Restate all of the data exactly.

____

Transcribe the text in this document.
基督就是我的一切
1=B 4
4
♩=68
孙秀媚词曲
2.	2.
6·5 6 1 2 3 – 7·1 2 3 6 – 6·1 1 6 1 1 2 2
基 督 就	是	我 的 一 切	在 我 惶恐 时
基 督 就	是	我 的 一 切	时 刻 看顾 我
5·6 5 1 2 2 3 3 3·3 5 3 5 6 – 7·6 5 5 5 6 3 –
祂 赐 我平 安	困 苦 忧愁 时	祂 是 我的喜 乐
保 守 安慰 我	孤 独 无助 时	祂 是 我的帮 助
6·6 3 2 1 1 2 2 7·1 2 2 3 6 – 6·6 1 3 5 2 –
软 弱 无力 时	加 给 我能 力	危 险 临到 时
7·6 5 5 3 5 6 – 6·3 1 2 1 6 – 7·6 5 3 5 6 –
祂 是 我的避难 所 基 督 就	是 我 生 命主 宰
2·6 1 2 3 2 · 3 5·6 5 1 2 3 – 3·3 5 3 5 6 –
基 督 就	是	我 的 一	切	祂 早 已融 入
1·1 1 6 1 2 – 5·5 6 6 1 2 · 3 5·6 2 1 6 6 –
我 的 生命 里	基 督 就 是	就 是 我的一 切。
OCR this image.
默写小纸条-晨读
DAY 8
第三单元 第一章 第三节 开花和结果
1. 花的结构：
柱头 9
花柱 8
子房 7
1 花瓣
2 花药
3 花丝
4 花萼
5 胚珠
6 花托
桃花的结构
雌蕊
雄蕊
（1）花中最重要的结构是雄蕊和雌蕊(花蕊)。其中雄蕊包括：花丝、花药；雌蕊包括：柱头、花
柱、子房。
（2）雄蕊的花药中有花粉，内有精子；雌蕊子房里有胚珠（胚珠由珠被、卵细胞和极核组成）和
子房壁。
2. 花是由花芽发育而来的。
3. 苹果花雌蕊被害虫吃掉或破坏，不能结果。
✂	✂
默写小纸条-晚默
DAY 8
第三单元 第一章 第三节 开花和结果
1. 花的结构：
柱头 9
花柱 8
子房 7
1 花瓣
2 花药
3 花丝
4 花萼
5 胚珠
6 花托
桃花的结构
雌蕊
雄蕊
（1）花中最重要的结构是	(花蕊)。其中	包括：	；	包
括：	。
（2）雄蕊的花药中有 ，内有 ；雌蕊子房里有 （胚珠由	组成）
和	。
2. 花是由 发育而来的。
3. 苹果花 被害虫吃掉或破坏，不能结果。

____

__TASK OUTPUT__:
Transcribe the text in this document.
基督就是我的一切
1=B 4
4
♩=68
孙秀媚词曲
2.	2.
6·5 6 1 2 3 – 7·1 2 3 6 – 6·1 1 6 1 1 2 2
基 督 就	是	我 的 一 切	在 我 惶恐 时
基 督 就	是	我 的 一 切	时 刻 看顾 我
5·6 5 1 2 2 3 3 3·3 5 3 5 6 – 7·6 5 5 5 6 3 –
祂 赐 我平 安	困 苦 忧愁 时	祂 是 我的喜 乐
保 守 安慰 我	孤 独 无助 时	祂 是 我的帮 助
6·6 3 2 1 1 2 2 7·1 2 2 3 6 – 6·6 1 3 5 2 –
软 弱 无力 时	加 给 我能 力	危 险 临到 时
7·6 5 5 3 5 6 – 6·3 1 2 1 6 – 7·6 5 3 5 6 –
祂 是 我的避难 所 基 督 就	是 我 生 命主 宰
2·6 1 2 3 2 · 3 5·6 5 1 2 3 – 3·3 5 3 5 6 –
基 督 就	是	我 的 一	切	祂 早 已融 入
1·1 1 6 1 2 – 5·5 6 6 1 2 · 3 5·6 2 1 6 6 –
我 的 生命 里	基 督 就 是	就 是 我的一 切。
OCR this image.
默写小纸条-晨读
DAY 8
第三单元 第一章 第三节 开花和结果
1. 花的结构：
柱头 9
花柱 8
子房 7
1 花瓣
2 花药
3 花丝
4 花萼
5 胚珠
6 花托
桃花的结构
雌蕊
雄蕊
（1）花中最重要的结构是雄蕊和雌蕊(花蕊)。其中雄蕊包括：花丝、花药；雌蕊包括：柱头、花
柱、子房。
（2）雄蕊的花药中有花粉，内有精子；雌蕊子房里有胚珠（胚珠由珠被、卵细胞和极核组成）和
子房壁。
2. 花是由花芽发育而来的。
3. 苹果花雌蕊被害虫吃掉或破坏，不能结果。
✂	✂
默写小纸条-晚默
DAY 8
第三单元 第一章 第三节 开花和结果
1. 花的结构：
柱头 9
花柱 8
子房 7
1 花瓣
2 花药
3 花丝
4 花萼
5 胚珠
6 花托
桃花的结构
雌蕊
雄蕊
（1）花中最重要的结构是	(花蕊)。其中	包括：	；	包
括：	。
（2）雄蕊的花药中有 ，内有 ；雌蕊子房里有 （胚珠由	组成）
和	。
2. 花是由 发育而来的。
3. 苹果花 被害虫吃掉或破坏，不能结果。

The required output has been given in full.